** START ENTRIES SHOWN **
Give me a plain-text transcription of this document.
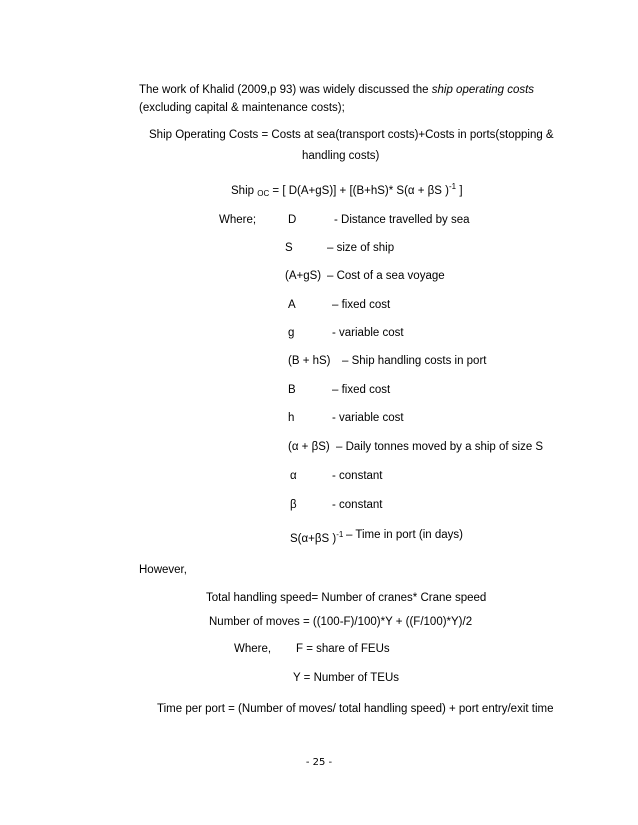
The work of Khalid (2009,p 93) was widely discussed the ship operating costs
(excluding capital & maintenance costs);
Ship Operating Costs = Costs at sea(transport costs)+Costs in ports(stopping &
handling costs)
Ship $_{OC}$ = [ D(A+gS)] + [(B+hS)* S(α + βS )$^{-1}$ ]
Where;	D	- Distance travelled by sea
S	– size of ship
(A+gS) – Cost of a sea voyage
A	– fixed cost
g	- variable cost
(B + hS) – Ship handling costs in port
B	– fixed cost
h	- variable cost
(α + βS) – Daily tonnes moved by a ship of size S
α	- constant
β	- constant
S(α+βS )$^{-1}$ – Time in port (in days)
However,
Total handling speed= Number of cranes* Crane speed
Number of moves = ((100-F)/100)*Y + ((F/100)*Y)/2
Where, F = share of FEUs
Y = Number of TEUs
Time per port = (Number of moves/ total handling speed) + port entry/exit time
- 25 -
** END ENTRIES SHOWN **
WORK TO BE COMPLETED: Take the listing above and restate it word for word, without its pictures.

THE SOLUTION:
Give me a plain-text transcription of this document.
The work of Khalid (2009,p 93) was widely discussed the ship operating costs
(excluding capital & maintenance costs);
Ship Operating Costs = Costs at sea(transport costs)+Costs in ports(stopping &
handling costs)
Ship $_{OC}$ = [ D(A+gS)] + [(B+hS)* S(α + βS )$^{-1}$ ]
Where;	D	- Distance travelled by sea
S	– size of ship
(A+gS) – Cost of a sea voyage
A	– fixed cost
g	- variable cost
(B + hS) – Ship handling costs in port
B	– fixed cost
h	- variable cost
(α + βS) – Daily tonnes moved by a ship of size S
α	- constant
β	- constant
S(α+βS )$^{-1}$ – Time in port (in days)
However,
Total handling speed= Number of cranes* Crane speed
Number of moves = ((100-F)/100)*Y + ((F/100)*Y)/2
Where, F = share of FEUs
Y = Number of TEUs
Time per port = (Number of moves/ total handling speed) + port entry/exit time
- 25 -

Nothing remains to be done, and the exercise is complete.